» INSTRUCTIONS TO FOLLOW
Turn these lines into a numbered list, leaving out any blank lines.

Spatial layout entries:
>> START

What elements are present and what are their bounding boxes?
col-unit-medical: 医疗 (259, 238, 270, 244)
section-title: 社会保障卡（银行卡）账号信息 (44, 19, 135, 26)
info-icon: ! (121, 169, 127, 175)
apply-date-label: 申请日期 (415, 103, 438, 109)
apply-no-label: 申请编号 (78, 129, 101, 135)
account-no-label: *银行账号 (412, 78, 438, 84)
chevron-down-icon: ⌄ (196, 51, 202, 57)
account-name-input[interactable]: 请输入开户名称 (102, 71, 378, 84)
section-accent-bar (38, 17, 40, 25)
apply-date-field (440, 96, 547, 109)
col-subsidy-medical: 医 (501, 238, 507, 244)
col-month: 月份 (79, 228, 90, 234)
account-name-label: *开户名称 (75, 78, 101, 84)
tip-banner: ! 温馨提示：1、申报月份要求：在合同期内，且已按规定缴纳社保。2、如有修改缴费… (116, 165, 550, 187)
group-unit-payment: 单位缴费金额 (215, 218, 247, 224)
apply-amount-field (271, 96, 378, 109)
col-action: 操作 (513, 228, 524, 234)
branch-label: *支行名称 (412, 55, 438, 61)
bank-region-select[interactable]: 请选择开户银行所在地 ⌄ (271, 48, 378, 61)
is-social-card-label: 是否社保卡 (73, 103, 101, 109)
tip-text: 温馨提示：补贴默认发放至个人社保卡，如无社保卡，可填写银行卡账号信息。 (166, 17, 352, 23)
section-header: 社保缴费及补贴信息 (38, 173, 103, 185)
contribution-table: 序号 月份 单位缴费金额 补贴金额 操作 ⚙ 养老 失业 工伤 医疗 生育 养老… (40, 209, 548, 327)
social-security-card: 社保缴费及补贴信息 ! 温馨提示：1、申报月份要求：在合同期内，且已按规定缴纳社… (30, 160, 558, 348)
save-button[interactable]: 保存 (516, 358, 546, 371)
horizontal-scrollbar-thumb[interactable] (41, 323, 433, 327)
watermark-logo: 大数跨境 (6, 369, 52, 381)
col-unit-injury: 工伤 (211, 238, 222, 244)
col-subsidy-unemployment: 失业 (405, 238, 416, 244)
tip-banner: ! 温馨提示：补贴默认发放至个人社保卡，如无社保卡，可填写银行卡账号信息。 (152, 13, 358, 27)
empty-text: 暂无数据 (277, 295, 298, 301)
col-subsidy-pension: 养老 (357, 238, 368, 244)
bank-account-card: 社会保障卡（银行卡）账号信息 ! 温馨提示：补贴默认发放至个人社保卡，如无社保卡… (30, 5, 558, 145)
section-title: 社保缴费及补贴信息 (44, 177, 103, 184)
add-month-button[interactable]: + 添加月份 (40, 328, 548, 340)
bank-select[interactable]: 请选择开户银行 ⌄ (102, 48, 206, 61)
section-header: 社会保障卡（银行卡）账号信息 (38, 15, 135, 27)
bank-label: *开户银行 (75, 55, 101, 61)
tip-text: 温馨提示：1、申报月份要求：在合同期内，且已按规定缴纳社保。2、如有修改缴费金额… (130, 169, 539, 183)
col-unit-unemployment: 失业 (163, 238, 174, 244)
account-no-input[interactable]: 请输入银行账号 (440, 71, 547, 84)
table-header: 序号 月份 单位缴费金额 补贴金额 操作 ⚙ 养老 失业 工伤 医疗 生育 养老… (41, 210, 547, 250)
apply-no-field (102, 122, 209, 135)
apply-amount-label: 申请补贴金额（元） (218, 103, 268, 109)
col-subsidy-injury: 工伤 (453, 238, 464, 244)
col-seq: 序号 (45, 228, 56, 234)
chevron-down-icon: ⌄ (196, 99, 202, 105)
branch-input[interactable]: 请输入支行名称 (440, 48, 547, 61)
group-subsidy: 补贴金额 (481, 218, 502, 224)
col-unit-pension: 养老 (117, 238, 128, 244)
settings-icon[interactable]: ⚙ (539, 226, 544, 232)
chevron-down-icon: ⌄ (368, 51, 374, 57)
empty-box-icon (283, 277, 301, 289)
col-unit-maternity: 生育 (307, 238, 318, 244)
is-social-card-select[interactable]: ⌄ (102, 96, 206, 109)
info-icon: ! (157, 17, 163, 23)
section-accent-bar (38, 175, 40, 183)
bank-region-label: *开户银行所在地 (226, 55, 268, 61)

>> END

» EXPECTED ANSWER
1. What elements are present and what are their bounding boxes?
2. col-unit-medical: 医疗 (259, 238, 270, 244)
3. section-title: 社会保障卡（银行卡）账号信息 (44, 19, 135, 26)
4. info-icon: ! (121, 169, 127, 175)
5. apply-date-label: 申请日期 (415, 103, 438, 109)
6. apply-no-label: 申请编号 (78, 129, 101, 135)
7. account-no-label: *银行账号 (412, 78, 438, 84)
8. chevron-down-icon: ⌄ (196, 51, 202, 57)
9. account-name-input[interactable]: 请输入开户名称 (102, 71, 378, 84)
10. section-accent-bar (38, 17, 40, 25)
11. apply-date-field (440, 96, 547, 109)
12. col-subsidy-medical: 医 (501, 238, 507, 244)
13. col-month: 月份 (79, 228, 90, 234)
14. account-name-label: *开户名称 (75, 78, 101, 84)
15. tip-banner: ! 温馨提示：1、申报月份要求：在合同期内，且已按规定缴纳社保。2、如有修改缴费… (116, 165, 550, 187)
16. group-unit-payment: 单位缴费金额 (215, 218, 247, 224)
17. apply-amount-field (271, 96, 378, 109)
18. col-action: 操作 (513, 228, 524, 234)
19. branch-label: *支行名称 (412, 55, 438, 61)
20. bank-region-select[interactable]: 请选择开户银行所在地 ⌄ (271, 48, 378, 61)
21. is-social-card-label: 是否社保卡 (73, 103, 101, 109)
22. tip-text: 温馨提示：补贴默认发放至个人社保卡，如无社保卡，可填写银行卡账号信息。 (166, 17, 352, 23)
23. section-header: 社保缴费及补贴信息 (38, 173, 103, 185)
24. contribution-table: 序号 月份 单位缴费金额 补贴金额 操作 ⚙ 养老 失业 工伤 医疗 生育 养老… (40, 209, 548, 327)
25. social-security-card: 社保缴费及补贴信息 ! 温馨提示：1、申报月份要求：在合同期内，且已按规定缴纳社… (30, 160, 558, 348)
26. save-button[interactable]: 保存 (516, 358, 546, 371)
27. horizontal-scrollbar-thumb[interactable] (41, 323, 433, 327)
28. watermark-logo: 大数跨境 (6, 369, 52, 381)
29. col-unit-injury: 工伤 (211, 238, 222, 244)
30. col-subsidy-unemployment: 失业 (405, 238, 416, 244)
31. tip-banner: ! 温馨提示：补贴默认发放至个人社保卡，如无社保卡，可填写银行卡账号信息。 (152, 13, 358, 27)
32. empty-text: 暂无数据 (277, 295, 298, 301)
33. col-subsidy-pension: 养老 (357, 238, 368, 244)
34. bank-account-card: 社会保障卡（银行卡）账号信息 ! 温馨提示：补贴默认发放至个人社保卡，如无社保卡… (30, 5, 558, 145)
35. section-title: 社保缴费及补贴信息 (44, 177, 103, 184)
36. add-month-button[interactable]: + 添加月份 (40, 328, 548, 340)
37. bank-select[interactable]: 请选择开户银行 ⌄ (102, 48, 206, 61)
38. section-header: 社会保障卡（银行卡）账号信息 (38, 15, 135, 27)
39. bank-label: *开户银行 (75, 55, 101, 61)
40. tip-text: 温馨提示：1、申报月份要求：在合同期内，且已按规定缴纳社保。2、如有修改缴费金额… (130, 169, 539, 183)
41. col-unit-unemployment: 失业 (163, 238, 174, 244)
42. account-no-input[interactable]: 请输入银行账号 (440, 71, 547, 84)
43. table-header: 序号 月份 单位缴费金额 补贴金额 操作 ⚙ 养老 失业 工伤 医疗 生育 养老… (41, 210, 547, 250)
44. apply-no-field (102, 122, 209, 135)
45. apply-amount-label: 申请补贴金额（元） (218, 103, 268, 109)
46. col-subsidy-injury: 工伤 (453, 238, 464, 244)
47. col-seq: 序号 (45, 228, 56, 234)
48. chevron-down-icon: ⌄ (196, 99, 202, 105)
49. branch-input[interactable]: 请输入支行名称 (440, 48, 547, 61)
50. group-subsidy: 补贴金额 (481, 218, 502, 224)
51. col-unit-pension: 养老 (117, 238, 128, 244)
52. settings-icon[interactable]: ⚙ (539, 226, 544, 232)
53. chevron-down-icon: ⌄ (368, 51, 374, 57)
54. empty-box-icon (283, 277, 301, 289)
55. col-unit-maternity: 生育 (307, 238, 318, 244)
56. is-social-card-select[interactable]: ⌄ (102, 96, 206, 109)
57. info-icon: ! (157, 17, 163, 23)
58. section-accent-bar (38, 175, 40, 183)
59. bank-region-label: *开户银行所在地 (226, 55, 268, 61)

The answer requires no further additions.